§ **BRIEF**
Output every entry exactly as written, skipping any pictures.

>> Begin SUPPLIED MATERIAL

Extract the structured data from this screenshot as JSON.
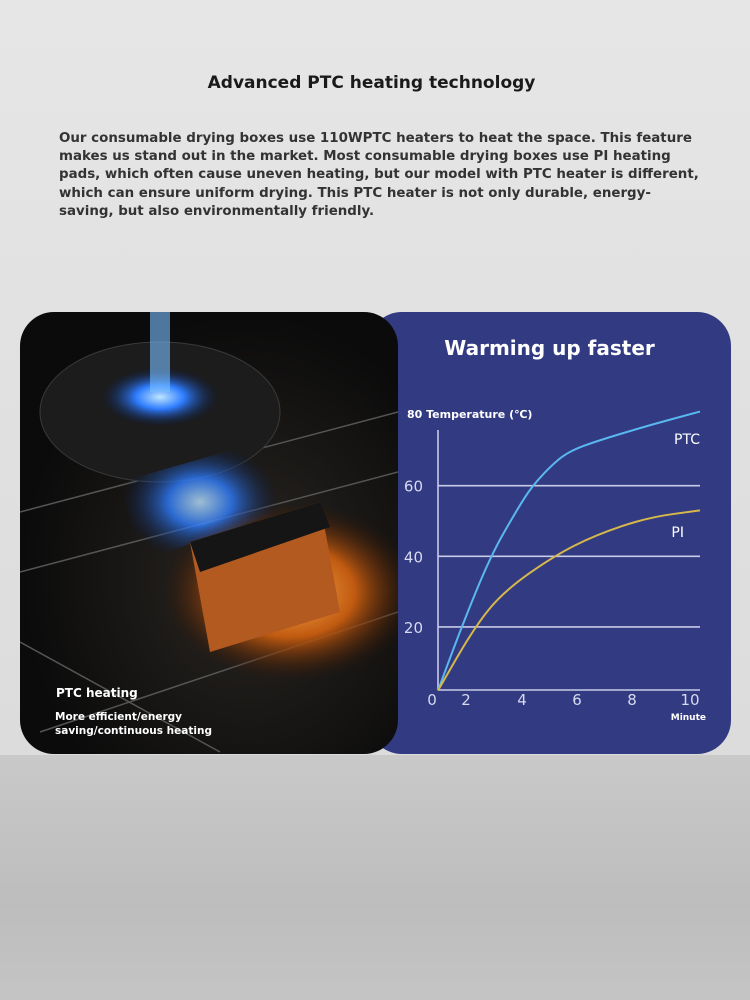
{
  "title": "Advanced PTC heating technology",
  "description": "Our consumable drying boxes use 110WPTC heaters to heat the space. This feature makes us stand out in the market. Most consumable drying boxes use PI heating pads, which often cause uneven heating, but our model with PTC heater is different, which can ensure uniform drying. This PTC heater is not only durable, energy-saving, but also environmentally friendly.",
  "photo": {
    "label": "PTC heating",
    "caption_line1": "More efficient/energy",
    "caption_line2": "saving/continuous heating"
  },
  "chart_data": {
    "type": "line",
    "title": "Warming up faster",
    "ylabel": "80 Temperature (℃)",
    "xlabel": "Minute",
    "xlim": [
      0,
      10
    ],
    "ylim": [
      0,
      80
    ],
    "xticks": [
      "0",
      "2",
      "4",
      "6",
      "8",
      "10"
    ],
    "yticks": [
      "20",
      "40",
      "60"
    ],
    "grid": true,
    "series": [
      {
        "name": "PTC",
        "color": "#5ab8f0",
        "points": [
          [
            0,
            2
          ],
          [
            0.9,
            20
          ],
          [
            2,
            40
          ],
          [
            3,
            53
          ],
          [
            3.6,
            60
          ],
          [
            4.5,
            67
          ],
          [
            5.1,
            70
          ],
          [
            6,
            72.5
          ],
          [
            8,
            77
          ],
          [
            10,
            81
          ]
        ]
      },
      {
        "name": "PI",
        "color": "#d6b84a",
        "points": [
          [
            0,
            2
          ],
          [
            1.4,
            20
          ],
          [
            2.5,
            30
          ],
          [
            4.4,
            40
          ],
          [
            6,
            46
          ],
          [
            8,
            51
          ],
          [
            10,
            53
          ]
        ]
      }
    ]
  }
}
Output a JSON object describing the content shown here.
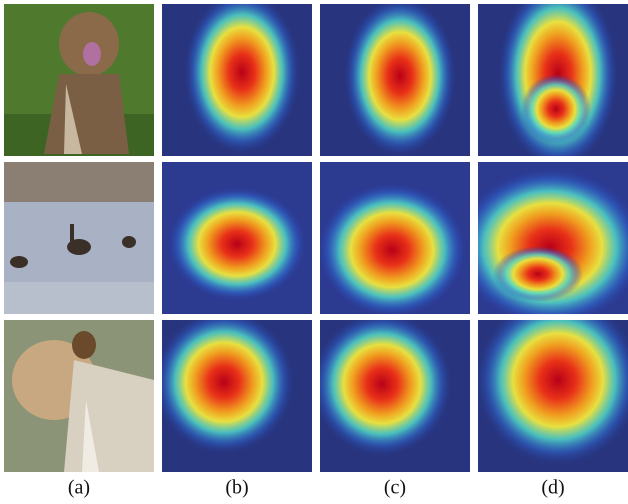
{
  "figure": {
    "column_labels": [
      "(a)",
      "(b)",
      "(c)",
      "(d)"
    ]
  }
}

>> End SUPPLIED MATERIAL

§ **FULL ANSWER**
Extract the structured data from this screenshot as JSON.
{
  "title": "Advanced PTC heating technology",
  "description": "Our consumable drying boxes use 110WPTC heaters to heat the space. This feature makes us stand out in the market. Most consumable drying boxes use PI heating pads, which often cause uneven heating, but our model with PTC heater is different, which can ensure uniform drying. This PTC heater is not only durable, energy-saving, but also environmentally friendly.",
  "photo": {
    "label": "PTC heating",
    "caption_line1": "More efficient/energy",
    "caption_line2": "saving/continuous heating"
  },
  "chart_data": {
    "type": "line",
    "title": "Warming up faster",
    "ylabel": "80 Temperature (℃)",
    "xlabel": "Minute",
    "xlim": [
      0,
      10
    ],
    "ylim": [
      0,
      80
    ],
    "xticks": [
      "0",
      "2",
      "4",
      "6",
      "8",
      "10"
    ],
    "yticks": [
      "20",
      "40",
      "60"
    ],
    "grid": true,
    "series": [
      {
        "name": "PTC",
        "color": "#5ab8f0",
        "points": [
          [
            0,
            2
          ],
          [
            0.9,
            20
          ],
          [
            2,
            40
          ],
          [
            3,
            53
          ],
          [
            3.6,
            60
          ],
          [
            4.5,
            67
          ],
          [
            5.1,
            70
          ],
          [
            6,
            72.5
          ],
          [
            8,
            77
          ],
          [
            10,
            81
          ]
        ]
      },
      {
        "name": "PI",
        "color": "#d6b84a",
        "points": [
          [
            0,
            2
          ],
          [
            1.4,
            20
          ],
          [
            2.5,
            30
          ],
          [
            4.4,
            40
          ],
          [
            6,
            46
          ],
          [
            8,
            51
          ],
          [
            10,
            53
          ]
        ]
      }
    ]
  }
}
Output a JSON object describing the content shown here.
{
  "figure": {
    "column_labels": [
      "(a)",
      "(b)",
      "(c)",
      "(d)"
    ]
  }
}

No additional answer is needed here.